Input records

________________________________________

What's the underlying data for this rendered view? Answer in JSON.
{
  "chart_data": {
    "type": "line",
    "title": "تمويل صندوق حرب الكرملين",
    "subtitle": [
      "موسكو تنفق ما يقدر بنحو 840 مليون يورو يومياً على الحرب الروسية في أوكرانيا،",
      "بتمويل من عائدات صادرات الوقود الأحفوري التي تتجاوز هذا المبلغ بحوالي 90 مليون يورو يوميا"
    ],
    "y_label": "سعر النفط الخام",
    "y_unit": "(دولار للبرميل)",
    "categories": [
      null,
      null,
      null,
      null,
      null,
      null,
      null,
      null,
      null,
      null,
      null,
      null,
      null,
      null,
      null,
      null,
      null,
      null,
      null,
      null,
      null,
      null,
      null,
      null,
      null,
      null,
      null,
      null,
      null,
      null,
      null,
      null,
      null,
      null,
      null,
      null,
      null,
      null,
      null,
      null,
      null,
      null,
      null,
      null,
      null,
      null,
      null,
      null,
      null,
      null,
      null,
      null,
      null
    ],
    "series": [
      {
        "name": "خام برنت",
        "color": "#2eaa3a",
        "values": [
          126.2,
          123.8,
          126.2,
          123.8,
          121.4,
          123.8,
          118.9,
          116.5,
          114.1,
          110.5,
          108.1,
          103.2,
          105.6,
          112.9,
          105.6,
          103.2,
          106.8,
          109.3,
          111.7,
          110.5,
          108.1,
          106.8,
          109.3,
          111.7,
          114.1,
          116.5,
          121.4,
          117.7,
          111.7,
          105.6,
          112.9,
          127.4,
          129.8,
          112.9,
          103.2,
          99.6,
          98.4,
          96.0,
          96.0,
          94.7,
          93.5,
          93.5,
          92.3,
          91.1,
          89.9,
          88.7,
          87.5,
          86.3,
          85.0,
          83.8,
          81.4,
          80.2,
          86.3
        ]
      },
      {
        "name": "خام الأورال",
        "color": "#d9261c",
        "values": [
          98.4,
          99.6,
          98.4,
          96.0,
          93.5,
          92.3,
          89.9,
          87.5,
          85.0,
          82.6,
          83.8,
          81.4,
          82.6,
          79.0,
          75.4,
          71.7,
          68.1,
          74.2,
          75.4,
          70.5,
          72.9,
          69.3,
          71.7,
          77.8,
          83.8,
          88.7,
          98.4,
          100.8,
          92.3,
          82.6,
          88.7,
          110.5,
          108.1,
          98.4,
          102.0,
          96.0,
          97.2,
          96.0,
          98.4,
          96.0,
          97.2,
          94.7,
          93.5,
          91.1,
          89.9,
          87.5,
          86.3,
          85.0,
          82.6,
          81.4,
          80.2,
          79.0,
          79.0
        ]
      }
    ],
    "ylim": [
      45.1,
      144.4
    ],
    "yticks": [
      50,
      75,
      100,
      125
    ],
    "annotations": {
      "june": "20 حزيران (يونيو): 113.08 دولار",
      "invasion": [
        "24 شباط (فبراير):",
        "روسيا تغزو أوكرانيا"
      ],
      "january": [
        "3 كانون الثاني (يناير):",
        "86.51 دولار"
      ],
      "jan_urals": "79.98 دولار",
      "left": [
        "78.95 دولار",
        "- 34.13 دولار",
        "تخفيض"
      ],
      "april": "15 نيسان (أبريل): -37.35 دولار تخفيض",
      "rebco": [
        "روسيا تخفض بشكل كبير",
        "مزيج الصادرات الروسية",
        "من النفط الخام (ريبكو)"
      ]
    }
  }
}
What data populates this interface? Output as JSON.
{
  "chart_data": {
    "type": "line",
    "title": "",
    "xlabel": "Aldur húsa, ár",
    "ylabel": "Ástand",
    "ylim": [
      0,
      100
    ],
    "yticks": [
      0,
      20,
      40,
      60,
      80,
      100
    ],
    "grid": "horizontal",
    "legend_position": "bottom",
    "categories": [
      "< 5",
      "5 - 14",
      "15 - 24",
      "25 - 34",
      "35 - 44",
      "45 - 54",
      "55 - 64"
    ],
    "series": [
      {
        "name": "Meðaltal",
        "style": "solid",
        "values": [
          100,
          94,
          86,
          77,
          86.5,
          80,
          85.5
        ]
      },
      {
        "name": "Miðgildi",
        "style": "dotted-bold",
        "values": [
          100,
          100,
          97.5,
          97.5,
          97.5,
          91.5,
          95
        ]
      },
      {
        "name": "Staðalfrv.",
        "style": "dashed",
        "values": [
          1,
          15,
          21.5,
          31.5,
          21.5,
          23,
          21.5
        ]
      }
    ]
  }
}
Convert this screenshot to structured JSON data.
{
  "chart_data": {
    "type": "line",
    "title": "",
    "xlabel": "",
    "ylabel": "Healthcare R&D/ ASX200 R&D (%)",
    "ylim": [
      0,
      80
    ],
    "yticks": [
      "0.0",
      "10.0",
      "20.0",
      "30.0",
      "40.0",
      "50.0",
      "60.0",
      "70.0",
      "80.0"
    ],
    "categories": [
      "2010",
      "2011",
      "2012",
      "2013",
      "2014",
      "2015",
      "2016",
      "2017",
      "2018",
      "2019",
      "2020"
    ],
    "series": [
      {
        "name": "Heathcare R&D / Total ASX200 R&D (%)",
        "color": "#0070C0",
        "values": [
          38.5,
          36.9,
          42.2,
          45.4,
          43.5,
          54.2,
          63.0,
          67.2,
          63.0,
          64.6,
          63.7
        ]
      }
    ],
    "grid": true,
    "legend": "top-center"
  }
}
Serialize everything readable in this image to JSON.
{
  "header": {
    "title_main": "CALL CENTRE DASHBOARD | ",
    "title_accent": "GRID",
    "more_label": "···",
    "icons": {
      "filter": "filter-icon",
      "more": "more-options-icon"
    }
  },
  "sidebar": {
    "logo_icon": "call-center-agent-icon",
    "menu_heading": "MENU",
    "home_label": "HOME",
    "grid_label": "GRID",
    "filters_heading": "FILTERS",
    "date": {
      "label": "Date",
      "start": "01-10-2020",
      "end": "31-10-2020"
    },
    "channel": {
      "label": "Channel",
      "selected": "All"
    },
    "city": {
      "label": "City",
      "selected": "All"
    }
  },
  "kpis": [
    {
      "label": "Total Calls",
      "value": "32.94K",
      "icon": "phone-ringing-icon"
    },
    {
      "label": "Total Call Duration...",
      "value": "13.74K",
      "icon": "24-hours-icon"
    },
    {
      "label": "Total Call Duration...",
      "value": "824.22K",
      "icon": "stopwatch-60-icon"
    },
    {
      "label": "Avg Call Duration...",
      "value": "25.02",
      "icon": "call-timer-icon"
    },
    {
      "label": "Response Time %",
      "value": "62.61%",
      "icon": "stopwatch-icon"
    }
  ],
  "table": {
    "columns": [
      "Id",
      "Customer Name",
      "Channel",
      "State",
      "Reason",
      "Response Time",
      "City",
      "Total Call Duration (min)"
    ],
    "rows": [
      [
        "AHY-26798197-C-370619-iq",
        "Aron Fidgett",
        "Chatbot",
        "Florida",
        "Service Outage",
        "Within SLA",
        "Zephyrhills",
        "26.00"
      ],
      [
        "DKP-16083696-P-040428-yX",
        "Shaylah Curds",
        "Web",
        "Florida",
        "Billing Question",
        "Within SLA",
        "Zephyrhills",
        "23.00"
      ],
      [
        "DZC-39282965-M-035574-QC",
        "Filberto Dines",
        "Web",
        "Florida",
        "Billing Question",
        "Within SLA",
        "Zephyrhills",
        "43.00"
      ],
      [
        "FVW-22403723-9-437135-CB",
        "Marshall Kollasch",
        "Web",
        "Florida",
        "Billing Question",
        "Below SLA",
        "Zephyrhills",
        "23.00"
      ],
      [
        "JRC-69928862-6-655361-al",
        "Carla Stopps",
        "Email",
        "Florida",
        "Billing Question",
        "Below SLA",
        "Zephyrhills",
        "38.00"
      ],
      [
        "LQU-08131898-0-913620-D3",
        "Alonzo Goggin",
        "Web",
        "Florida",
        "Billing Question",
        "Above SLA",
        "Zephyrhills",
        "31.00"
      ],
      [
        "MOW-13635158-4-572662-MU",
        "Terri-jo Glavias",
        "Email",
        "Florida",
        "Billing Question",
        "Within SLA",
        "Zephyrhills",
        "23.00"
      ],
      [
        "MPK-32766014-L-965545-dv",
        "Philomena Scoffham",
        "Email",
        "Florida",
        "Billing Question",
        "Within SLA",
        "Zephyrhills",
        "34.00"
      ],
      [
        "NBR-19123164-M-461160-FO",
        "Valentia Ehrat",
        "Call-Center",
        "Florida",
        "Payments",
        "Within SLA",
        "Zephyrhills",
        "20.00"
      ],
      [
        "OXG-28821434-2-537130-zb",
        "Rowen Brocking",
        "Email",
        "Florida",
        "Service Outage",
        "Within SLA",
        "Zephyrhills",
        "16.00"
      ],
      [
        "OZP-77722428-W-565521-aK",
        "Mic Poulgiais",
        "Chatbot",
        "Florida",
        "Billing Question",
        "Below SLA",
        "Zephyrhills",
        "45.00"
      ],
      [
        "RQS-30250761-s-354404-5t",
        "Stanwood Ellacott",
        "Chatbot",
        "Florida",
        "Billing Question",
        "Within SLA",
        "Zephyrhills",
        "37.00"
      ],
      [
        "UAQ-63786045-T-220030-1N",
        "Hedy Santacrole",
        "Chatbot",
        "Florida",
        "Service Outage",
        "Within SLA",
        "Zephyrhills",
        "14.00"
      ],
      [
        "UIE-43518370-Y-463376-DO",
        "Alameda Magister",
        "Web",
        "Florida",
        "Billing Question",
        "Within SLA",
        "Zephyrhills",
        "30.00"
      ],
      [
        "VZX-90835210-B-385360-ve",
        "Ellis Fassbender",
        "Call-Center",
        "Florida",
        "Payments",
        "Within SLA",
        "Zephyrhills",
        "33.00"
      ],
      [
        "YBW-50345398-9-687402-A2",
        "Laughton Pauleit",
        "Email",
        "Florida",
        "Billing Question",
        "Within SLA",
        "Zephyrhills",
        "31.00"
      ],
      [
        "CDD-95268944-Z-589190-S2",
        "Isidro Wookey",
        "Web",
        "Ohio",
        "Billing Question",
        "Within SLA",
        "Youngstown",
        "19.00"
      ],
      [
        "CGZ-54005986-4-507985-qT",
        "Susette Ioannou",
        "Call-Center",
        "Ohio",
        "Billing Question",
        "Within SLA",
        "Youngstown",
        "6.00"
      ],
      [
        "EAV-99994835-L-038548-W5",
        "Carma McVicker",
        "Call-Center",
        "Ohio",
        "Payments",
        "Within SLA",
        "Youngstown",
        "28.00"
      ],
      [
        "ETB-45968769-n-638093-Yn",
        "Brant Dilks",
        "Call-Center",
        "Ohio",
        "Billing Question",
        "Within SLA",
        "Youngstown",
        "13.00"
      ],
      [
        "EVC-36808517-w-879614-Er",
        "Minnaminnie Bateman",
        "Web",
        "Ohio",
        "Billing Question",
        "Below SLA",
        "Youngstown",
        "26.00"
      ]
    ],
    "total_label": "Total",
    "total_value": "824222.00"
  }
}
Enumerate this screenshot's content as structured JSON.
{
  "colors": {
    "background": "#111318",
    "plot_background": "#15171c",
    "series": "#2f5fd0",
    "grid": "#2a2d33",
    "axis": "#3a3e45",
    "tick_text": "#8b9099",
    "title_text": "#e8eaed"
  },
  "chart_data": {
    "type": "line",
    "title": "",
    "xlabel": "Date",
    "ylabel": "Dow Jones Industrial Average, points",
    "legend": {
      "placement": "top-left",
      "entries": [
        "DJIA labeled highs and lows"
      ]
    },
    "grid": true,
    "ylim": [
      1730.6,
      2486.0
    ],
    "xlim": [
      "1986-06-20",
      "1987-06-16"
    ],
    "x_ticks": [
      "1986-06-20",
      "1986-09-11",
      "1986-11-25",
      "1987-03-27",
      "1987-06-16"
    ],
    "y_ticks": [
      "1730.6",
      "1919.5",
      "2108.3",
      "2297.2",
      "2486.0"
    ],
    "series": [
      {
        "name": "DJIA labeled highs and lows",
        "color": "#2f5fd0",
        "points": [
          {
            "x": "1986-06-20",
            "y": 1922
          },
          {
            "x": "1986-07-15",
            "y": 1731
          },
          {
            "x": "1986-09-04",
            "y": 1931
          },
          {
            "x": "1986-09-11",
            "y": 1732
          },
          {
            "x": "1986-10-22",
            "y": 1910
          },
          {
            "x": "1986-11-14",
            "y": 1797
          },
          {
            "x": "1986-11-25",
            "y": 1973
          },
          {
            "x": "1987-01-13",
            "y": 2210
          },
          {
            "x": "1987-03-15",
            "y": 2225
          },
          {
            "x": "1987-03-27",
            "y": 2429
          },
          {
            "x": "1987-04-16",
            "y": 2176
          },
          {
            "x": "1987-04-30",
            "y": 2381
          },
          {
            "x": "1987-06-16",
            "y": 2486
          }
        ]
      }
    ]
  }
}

________________________________________

Exercise objective
Scan the material above for the string "الروسية" and report each line where you find it.

Result of the exercise
      "موسكو تنفق ما يقدر بنحو 840 مليون يورو يومياً على الحرب الروسية في أوكرانيا،",
        "مزيج الصادرات الروسية",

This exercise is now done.